> **Data entries for graphics**:

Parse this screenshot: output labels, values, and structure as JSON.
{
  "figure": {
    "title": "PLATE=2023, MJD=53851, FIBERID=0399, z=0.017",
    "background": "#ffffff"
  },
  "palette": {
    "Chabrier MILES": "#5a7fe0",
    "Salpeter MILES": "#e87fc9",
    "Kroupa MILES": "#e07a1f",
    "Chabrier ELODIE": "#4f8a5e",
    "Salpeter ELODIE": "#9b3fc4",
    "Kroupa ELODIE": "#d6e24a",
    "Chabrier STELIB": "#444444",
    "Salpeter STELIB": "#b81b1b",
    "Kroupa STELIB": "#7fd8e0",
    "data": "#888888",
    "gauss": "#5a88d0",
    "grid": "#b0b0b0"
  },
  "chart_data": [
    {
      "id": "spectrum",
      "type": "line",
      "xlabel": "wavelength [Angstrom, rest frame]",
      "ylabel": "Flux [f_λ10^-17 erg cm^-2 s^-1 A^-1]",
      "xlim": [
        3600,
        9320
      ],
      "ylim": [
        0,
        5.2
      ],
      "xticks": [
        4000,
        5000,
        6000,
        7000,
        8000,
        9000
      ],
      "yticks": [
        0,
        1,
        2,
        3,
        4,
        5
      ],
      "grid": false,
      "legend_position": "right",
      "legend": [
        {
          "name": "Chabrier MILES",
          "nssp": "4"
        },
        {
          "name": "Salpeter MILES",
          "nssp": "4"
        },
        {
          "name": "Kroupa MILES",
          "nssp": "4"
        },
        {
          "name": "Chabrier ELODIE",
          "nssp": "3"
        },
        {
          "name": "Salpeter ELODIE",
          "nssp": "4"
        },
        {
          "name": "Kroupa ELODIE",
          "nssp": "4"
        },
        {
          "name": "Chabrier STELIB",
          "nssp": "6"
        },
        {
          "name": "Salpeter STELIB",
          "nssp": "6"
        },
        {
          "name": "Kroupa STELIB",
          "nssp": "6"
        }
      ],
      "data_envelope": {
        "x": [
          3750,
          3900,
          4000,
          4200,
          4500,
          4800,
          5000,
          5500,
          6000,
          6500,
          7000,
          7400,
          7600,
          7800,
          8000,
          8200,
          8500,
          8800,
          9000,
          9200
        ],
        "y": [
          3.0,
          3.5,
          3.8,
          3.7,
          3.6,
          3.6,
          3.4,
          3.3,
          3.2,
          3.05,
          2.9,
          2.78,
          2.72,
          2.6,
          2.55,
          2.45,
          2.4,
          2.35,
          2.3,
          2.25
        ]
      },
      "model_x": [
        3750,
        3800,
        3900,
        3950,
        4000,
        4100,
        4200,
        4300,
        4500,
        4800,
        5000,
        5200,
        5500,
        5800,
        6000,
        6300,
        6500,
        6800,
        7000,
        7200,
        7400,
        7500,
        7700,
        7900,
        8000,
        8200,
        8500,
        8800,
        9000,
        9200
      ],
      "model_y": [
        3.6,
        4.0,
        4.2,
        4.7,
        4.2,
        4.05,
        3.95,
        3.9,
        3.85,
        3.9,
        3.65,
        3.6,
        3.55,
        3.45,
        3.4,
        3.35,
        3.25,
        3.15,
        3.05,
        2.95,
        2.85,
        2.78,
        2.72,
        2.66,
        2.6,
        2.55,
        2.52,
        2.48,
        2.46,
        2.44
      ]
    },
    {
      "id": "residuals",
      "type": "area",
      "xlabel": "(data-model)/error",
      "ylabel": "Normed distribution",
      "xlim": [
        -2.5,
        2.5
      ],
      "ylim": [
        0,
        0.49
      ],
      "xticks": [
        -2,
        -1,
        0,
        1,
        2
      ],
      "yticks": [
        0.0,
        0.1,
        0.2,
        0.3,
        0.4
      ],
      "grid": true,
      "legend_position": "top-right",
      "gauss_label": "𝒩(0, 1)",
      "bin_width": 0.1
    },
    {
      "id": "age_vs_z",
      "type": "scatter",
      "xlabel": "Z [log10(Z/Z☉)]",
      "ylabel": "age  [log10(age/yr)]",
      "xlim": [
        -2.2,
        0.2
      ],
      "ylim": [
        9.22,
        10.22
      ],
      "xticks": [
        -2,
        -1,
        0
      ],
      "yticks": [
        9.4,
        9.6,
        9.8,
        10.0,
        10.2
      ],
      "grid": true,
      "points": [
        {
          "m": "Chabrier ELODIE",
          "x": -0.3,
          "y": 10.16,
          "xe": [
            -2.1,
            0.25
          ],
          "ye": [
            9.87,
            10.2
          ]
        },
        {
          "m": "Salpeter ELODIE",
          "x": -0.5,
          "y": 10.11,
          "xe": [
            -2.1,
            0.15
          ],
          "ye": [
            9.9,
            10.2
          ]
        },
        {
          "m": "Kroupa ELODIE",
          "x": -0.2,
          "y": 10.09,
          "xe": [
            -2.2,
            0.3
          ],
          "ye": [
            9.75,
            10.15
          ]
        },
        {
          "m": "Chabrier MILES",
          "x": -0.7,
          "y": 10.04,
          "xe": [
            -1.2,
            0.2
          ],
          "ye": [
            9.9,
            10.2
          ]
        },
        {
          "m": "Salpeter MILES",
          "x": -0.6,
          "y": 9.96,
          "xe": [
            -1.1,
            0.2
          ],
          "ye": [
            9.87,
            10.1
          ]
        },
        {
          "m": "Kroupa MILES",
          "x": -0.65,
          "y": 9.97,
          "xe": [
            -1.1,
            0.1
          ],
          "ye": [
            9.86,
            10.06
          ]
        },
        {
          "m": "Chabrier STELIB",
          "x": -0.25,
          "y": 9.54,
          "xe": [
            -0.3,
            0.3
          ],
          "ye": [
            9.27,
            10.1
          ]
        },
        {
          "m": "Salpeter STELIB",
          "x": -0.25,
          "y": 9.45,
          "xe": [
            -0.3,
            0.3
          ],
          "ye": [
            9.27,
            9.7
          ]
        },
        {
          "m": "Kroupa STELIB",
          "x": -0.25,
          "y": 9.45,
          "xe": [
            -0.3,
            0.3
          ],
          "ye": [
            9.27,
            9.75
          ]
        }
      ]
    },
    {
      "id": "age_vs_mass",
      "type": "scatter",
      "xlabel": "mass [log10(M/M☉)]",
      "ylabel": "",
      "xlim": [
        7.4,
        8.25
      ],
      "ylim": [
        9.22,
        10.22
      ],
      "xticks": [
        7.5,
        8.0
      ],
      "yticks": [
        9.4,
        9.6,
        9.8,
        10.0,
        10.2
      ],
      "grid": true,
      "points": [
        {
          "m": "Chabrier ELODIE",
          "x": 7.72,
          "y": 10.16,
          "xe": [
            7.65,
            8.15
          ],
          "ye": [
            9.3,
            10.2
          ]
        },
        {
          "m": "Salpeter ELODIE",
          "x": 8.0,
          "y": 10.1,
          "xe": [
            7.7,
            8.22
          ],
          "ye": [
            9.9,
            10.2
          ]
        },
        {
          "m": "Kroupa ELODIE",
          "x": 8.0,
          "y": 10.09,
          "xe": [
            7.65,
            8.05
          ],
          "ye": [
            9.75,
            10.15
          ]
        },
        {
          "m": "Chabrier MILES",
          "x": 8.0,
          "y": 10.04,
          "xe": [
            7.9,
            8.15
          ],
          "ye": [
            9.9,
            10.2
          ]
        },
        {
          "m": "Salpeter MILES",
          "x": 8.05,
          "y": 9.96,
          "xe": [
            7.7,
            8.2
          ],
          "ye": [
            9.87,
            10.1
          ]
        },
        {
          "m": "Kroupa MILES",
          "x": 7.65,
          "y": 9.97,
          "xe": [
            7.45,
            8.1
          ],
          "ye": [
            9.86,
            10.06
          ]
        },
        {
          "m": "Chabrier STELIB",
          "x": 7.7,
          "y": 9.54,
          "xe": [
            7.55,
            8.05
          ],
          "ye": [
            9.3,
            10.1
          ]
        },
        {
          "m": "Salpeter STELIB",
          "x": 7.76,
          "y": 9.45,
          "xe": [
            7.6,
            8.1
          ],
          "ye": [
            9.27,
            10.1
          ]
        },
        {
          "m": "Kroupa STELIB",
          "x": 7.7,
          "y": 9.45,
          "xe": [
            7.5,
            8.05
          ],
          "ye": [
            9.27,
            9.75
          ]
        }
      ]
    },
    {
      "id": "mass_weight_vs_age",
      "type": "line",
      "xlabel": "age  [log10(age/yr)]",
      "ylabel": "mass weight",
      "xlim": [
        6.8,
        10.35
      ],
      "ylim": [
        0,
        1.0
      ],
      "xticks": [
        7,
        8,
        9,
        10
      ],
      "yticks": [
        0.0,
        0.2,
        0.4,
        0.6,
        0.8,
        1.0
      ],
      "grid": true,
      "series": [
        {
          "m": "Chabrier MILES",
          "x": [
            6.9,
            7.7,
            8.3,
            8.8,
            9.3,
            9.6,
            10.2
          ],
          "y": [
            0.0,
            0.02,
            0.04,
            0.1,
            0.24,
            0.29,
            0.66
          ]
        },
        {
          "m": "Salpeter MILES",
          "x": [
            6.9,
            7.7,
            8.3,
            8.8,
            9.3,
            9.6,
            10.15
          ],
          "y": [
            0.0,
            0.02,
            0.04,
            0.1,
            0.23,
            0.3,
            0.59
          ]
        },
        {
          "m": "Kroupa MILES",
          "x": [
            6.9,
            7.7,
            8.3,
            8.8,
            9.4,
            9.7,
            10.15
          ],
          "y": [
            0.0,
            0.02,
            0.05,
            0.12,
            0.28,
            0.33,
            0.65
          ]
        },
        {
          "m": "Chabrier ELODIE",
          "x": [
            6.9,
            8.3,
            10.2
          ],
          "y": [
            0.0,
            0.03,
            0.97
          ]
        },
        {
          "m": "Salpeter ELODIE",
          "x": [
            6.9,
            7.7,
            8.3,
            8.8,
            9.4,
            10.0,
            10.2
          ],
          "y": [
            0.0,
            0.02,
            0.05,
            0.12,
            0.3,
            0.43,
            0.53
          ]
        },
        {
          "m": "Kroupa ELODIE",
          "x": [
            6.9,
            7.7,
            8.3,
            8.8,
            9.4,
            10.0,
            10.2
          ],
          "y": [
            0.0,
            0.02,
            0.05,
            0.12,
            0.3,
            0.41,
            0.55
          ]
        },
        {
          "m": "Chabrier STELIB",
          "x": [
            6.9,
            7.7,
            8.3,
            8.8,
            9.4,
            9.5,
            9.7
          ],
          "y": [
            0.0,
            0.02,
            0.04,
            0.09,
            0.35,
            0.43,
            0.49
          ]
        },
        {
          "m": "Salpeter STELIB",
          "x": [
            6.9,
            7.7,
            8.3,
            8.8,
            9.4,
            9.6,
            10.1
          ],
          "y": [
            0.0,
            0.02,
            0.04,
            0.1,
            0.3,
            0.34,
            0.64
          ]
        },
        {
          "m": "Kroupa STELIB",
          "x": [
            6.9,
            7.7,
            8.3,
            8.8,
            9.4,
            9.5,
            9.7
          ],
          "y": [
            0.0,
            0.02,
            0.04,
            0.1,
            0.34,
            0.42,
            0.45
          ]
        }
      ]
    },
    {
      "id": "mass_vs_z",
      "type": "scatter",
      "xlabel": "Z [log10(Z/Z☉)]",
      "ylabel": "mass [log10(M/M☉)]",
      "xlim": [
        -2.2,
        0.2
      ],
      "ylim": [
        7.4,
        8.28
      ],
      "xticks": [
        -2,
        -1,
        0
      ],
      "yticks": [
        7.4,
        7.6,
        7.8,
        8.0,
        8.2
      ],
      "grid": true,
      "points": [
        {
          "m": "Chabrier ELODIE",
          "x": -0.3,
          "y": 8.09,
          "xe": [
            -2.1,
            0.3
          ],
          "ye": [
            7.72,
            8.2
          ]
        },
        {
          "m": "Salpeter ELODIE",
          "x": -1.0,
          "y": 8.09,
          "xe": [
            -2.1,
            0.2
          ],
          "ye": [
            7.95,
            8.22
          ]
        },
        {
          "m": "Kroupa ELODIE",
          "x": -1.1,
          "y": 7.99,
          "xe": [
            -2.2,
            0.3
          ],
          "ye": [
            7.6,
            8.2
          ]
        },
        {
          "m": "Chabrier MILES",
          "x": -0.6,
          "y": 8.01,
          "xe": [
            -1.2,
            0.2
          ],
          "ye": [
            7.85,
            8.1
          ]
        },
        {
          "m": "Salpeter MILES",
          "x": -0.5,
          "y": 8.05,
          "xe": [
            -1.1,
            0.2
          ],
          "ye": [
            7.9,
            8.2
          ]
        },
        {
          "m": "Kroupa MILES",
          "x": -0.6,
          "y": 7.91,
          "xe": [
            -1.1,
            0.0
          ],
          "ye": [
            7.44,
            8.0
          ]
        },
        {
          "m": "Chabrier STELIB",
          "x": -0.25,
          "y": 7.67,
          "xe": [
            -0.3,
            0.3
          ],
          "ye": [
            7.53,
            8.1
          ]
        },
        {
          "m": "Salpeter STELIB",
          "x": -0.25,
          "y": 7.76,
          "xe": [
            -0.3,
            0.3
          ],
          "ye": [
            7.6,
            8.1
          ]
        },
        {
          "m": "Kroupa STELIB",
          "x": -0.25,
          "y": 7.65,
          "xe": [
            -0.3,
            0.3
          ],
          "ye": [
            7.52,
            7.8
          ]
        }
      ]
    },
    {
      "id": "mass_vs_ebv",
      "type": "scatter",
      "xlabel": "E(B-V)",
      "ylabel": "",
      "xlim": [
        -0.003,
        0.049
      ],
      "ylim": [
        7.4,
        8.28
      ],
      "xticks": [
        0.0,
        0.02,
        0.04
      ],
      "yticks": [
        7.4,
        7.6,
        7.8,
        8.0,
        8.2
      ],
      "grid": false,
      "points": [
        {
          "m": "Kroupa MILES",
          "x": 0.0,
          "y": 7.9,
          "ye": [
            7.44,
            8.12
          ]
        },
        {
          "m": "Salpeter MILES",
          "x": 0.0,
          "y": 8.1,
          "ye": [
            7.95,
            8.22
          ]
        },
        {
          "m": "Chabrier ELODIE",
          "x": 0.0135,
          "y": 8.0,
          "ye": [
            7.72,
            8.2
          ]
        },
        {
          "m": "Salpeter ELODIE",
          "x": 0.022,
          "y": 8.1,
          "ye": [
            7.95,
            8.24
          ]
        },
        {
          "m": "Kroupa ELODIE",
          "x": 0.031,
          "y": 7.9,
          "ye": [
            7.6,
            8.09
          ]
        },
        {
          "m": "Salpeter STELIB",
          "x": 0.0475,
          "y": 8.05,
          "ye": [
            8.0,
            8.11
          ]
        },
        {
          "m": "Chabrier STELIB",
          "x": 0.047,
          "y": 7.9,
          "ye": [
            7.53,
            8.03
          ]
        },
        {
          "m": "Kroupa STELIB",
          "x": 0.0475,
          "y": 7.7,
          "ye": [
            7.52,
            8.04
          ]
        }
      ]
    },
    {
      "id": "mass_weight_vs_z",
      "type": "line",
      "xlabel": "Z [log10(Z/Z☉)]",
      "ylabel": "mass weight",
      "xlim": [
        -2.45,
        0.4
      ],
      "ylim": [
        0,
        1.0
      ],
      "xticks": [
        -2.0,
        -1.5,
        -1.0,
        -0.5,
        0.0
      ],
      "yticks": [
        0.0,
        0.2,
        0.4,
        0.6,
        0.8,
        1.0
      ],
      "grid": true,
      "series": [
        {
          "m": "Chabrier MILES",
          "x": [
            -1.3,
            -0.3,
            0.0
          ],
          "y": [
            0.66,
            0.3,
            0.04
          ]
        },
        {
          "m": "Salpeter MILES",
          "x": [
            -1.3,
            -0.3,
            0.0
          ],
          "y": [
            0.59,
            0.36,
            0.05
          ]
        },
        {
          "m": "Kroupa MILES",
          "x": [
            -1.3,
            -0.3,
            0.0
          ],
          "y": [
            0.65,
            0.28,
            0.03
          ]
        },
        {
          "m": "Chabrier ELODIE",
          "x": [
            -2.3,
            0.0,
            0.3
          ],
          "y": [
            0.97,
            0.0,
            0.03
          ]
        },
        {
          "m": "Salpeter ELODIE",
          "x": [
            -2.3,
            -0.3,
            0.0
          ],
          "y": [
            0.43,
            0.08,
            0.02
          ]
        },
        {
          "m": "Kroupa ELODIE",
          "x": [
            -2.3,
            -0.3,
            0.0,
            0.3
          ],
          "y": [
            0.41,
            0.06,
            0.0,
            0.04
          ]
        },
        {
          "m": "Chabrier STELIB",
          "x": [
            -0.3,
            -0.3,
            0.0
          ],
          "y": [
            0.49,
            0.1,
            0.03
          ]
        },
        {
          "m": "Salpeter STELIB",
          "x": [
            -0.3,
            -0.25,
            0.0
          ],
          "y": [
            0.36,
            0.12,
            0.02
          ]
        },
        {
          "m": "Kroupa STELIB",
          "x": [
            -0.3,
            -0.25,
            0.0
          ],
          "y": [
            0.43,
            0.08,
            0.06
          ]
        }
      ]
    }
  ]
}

> **Short exercise**: Look through the material above. Copy each line where the word "name" appears.

> **Complete answer**:
          "name": "Chabrier MILES",
          "name": "Salpeter MILES",
          "name": "Kroupa MILES",
          "name": "Chabrier ELODIE",
          "name": "Salpeter ELODIE",
          "name": "Kroupa ELODIE",
          "name": "Chabrier STELIB",
          "name": "Salpeter STELIB",
          "name": "Kroupa STELIB",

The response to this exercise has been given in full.